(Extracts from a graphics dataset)
☆ ☆ ☆ ☆

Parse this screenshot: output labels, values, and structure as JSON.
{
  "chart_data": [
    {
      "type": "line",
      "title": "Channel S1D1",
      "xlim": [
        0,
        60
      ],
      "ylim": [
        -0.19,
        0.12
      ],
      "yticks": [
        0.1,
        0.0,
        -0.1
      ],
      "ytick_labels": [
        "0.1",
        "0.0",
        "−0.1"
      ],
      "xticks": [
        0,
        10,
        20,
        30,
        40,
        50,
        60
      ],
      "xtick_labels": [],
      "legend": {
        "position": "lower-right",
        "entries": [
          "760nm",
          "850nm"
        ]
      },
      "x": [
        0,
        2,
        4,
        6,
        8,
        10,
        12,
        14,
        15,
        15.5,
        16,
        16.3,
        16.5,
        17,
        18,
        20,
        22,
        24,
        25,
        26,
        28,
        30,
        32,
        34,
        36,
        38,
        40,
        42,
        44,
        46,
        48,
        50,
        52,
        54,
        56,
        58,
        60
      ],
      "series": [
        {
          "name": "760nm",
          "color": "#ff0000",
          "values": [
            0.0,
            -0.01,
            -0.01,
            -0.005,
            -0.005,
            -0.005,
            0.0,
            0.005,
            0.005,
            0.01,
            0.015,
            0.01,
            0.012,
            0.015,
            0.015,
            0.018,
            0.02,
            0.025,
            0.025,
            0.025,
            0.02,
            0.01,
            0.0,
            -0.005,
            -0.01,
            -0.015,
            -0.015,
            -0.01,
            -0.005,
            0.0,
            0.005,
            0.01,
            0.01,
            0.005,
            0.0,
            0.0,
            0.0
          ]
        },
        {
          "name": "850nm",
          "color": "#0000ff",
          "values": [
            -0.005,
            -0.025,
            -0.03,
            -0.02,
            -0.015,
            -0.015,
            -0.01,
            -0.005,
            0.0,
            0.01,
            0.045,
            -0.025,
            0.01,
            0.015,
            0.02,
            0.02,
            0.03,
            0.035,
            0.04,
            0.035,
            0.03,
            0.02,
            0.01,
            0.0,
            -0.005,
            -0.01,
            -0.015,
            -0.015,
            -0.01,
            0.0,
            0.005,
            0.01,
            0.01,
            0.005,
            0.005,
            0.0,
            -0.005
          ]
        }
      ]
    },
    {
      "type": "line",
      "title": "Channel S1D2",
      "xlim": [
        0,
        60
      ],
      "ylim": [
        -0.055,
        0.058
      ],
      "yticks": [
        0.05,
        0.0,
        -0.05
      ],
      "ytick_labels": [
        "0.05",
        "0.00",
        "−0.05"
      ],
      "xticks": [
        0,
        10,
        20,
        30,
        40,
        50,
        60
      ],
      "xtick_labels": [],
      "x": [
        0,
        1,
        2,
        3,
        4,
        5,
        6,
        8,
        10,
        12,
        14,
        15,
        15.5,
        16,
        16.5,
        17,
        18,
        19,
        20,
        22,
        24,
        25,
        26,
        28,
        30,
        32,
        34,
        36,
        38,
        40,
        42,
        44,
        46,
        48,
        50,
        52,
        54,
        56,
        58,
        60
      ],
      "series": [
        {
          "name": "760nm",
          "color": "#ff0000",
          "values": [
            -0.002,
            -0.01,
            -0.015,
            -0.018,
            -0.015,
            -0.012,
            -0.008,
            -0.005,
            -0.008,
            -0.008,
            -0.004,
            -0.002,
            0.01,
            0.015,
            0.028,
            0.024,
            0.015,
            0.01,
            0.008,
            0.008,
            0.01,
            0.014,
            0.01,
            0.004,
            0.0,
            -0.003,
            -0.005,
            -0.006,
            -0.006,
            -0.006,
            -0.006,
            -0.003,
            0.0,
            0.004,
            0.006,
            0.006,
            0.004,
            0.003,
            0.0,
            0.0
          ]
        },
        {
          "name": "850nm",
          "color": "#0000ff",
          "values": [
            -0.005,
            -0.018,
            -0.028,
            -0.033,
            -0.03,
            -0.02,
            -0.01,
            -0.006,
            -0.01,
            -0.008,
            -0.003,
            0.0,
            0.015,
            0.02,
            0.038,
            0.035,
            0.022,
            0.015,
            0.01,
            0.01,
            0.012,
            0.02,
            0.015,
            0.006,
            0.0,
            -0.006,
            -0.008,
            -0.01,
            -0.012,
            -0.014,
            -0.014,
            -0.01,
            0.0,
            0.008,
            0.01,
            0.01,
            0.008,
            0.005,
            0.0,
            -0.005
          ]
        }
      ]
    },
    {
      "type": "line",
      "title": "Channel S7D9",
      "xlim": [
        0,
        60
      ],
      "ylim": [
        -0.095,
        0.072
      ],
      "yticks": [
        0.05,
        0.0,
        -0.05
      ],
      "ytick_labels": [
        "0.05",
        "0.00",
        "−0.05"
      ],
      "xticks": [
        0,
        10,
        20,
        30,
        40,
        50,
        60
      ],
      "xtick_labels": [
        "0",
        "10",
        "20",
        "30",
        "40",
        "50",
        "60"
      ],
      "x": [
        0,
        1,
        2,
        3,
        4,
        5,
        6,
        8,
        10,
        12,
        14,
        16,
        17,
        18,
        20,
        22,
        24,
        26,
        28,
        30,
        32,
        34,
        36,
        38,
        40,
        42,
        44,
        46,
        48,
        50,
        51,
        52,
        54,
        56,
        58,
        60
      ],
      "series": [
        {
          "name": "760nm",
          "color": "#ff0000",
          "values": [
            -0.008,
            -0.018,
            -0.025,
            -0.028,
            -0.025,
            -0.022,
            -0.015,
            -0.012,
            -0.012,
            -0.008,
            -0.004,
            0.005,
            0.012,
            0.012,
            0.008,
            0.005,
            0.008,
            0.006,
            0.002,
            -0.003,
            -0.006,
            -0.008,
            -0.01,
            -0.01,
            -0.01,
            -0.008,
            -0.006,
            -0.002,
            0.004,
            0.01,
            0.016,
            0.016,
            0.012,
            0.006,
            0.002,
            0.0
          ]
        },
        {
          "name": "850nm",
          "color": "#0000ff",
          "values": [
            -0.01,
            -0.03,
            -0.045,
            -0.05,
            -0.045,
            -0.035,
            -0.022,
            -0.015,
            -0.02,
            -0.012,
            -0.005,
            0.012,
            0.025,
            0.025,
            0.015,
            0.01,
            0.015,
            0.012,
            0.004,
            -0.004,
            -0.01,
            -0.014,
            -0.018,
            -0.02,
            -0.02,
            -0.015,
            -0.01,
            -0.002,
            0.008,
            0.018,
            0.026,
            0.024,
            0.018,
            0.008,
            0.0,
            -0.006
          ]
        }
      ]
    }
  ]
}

☆ ☆ ☆ ☆

Task brief
Write every entry out again exactly.

Complete output
Parse this screenshot: output labels, values, and structure as JSON.
{
  "chart_data": [
    {
      "type": "line",
      "title": "Channel S1D1",
      "xlim": [
        0,
        60
      ],
      "ylim": [
        -0.19,
        0.12
      ],
      "yticks": [
        0.1,
        0.0,
        -0.1
      ],
      "ytick_labels": [
        "0.1",
        "0.0",
        "−0.1"
      ],
      "xticks": [
        0,
        10,
        20,
        30,
        40,
        50,
        60
      ],
      "xtick_labels": [],
      "legend": {
        "position": "lower-right",
        "entries": [
          "760nm",
          "850nm"
        ]
      },
      "x": [
        0,
        2,
        4,
        6,
        8,
        10,
        12,
        14,
        15,
        15.5,
        16,
        16.3,
        16.5,
        17,
        18,
        20,
        22,
        24,
        25,
        26,
        28,
        30,
        32,
        34,
        36,
        38,
        40,
        42,
        44,
        46,
        48,
        50,
        52,
        54,
        56,
        58,
        60
      ],
      "series": [
        {
          "name": "760nm",
          "color": "#ff0000",
          "values": [
            0.0,
            -0.01,
            -0.01,
            -0.005,
            -0.005,
            -0.005,
            0.0,
            0.005,
            0.005,
            0.01,
            0.015,
            0.01,
            0.012,
            0.015,
            0.015,
            0.018,
            0.02,
            0.025,
            0.025,
            0.025,
            0.02,
            0.01,
            0.0,
            -0.005,
            -0.01,
            -0.015,
            -0.015,
            -0.01,
            -0.005,
            0.0,
            0.005,
            0.01,
            0.01,
            0.005,
            0.0,
            0.0,
            0.0
          ]
        },
        {
          "name": "850nm",
          "color": "#0000ff",
          "values": [
            -0.005,
            -0.025,
            -0.03,
            -0.02,
            -0.015,
            -0.015,
            -0.01,
            -0.005,
            0.0,
            0.01,
            0.045,
            -0.025,
            0.01,
            0.015,
            0.02,
            0.02,
            0.03,
            0.035,
            0.04,
            0.035,
            0.03,
            0.02,
            0.01,
            0.0,
            -0.005,
            -0.01,
            -0.015,
            -0.015,
            -0.01,
            0.0,
            0.005,
            0.01,
            0.01,
            0.005,
            0.005,
            0.0,
            -0.005
          ]
        }
      ]
    },
    {
      "type": "line",
      "title": "Channel S1D2",
      "xlim": [
        0,
        60
      ],
      "ylim": [
        -0.055,
        0.058
      ],
      "yticks": [
        0.05,
        0.0,
        -0.05
      ],
      "ytick_labels": [
        "0.05",
        "0.00",
        "−0.05"
      ],
      "xticks": [
        0,
        10,
        20,
        30,
        40,
        50,
        60
      ],
      "xtick_labels": [],
      "x": [
        0,
        1,
        2,
        3,
        4,
        5,
        6,
        8,
        10,
        12,
        14,
        15,
        15.5,
        16,
        16.5,
        17,
        18,
        19,
        20,
        22,
        24,
        25,
        26,
        28,
        30,
        32,
        34,
        36,
        38,
        40,
        42,
        44,
        46,
        48,
        50,
        52,
        54,
        56,
        58,
        60
      ],
      "series": [
        {
          "name": "760nm",
          "color": "#ff0000",
          "values": [
            -0.002,
            -0.01,
            -0.015,
            -0.018,
            -0.015,
            -0.012,
            -0.008,
            -0.005,
            -0.008,
            -0.008,
            -0.004,
            -0.002,
            0.01,
            0.015,
            0.028,
            0.024,
            0.015,
            0.01,
            0.008,
            0.008,
            0.01,
            0.014,
            0.01,
            0.004,
            0.0,
            -0.003,
            -0.005,
            -0.006,
            -0.006,
            -0.006,
            -0.006,
            -0.003,
            0.0,
            0.004,
            0.006,
            0.006,
            0.004,
            0.003,
            0.0,
            0.0
          ]
        },
        {
          "name": "850nm",
          "color": "#0000ff",
          "values": [
            -0.005,
            -0.018,
            -0.028,
            -0.033,
            -0.03,
            -0.02,
            -0.01,
            -0.006,
            -0.01,
            -0.008,
            -0.003,
            0.0,
            0.015,
            0.02,
            0.038,
            0.035,
            0.022,
            0.015,
            0.01,
            0.01,
            0.012,
            0.02,
            0.015,
            0.006,
            0.0,
            -0.006,
            -0.008,
            -0.01,
            -0.012,
            -0.014,
            -0.014,
            -0.01,
            0.0,
            0.008,
            0.01,
            0.01,
            0.008,
            0.005,
            0.0,
            -0.005
          ]
        }
      ]
    },
    {
      "type": "line",
      "title": "Channel S7D9",
      "xlim": [
        0,
        60
      ],
      "ylim": [
        -0.095,
        0.072
      ],
      "yticks": [
        0.05,
        0.0,
        -0.05
      ],
      "ytick_labels": [
        "0.05",
        "0.00",
        "−0.05"
      ],
      "xticks": [
        0,
        10,
        20,
        30,
        40,
        50,
        60
      ],
      "xtick_labels": [
        "0",
        "10",
        "20",
        "30",
        "40",
        "50",
        "60"
      ],
      "x": [
        0,
        1,
        2,
        3,
        4,
        5,
        6,
        8,
        10,
        12,
        14,
        16,
        17,
        18,
        20,
        22,
        24,
        26,
        28,
        30,
        32,
        34,
        36,
        38,
        40,
        42,
        44,
        46,
        48,
        50,
        51,
        52,
        54,
        56,
        58,
        60
      ],
      "series": [
        {
          "name": "760nm",
          "color": "#ff0000",
          "values": [
            -0.008,
            -0.018,
            -0.025,
            -0.028,
            -0.025,
            -0.022,
            -0.015,
            -0.012,
            -0.012,
            -0.008,
            -0.004,
            0.005,
            0.012,
            0.012,
            0.008,
            0.005,
            0.008,
            0.006,
            0.002,
            -0.003,
            -0.006,
            -0.008,
            -0.01,
            -0.01,
            -0.01,
            -0.008,
            -0.006,
            -0.002,
            0.004,
            0.01,
            0.016,
            0.016,
            0.012,
            0.006,
            0.002,
            0.0
          ]
        },
        {
          "name": "850nm",
          "color": "#0000ff",
          "values": [
            -0.01,
            -0.03,
            -0.045,
            -0.05,
            -0.045,
            -0.035,
            -0.022,
            -0.015,
            -0.02,
            -0.012,
            -0.005,
            0.012,
            0.025,
            0.025,
            0.015,
            0.01,
            0.015,
            0.012,
            0.004,
            -0.004,
            -0.01,
            -0.014,
            -0.018,
            -0.02,
            -0.02,
            -0.015,
            -0.01,
            -0.002,
            0.008,
            0.018,
            0.026,
            0.024,
            0.018,
            0.008,
            0.0,
            -0.006
          ]
        }
      ]
    }
  ]
}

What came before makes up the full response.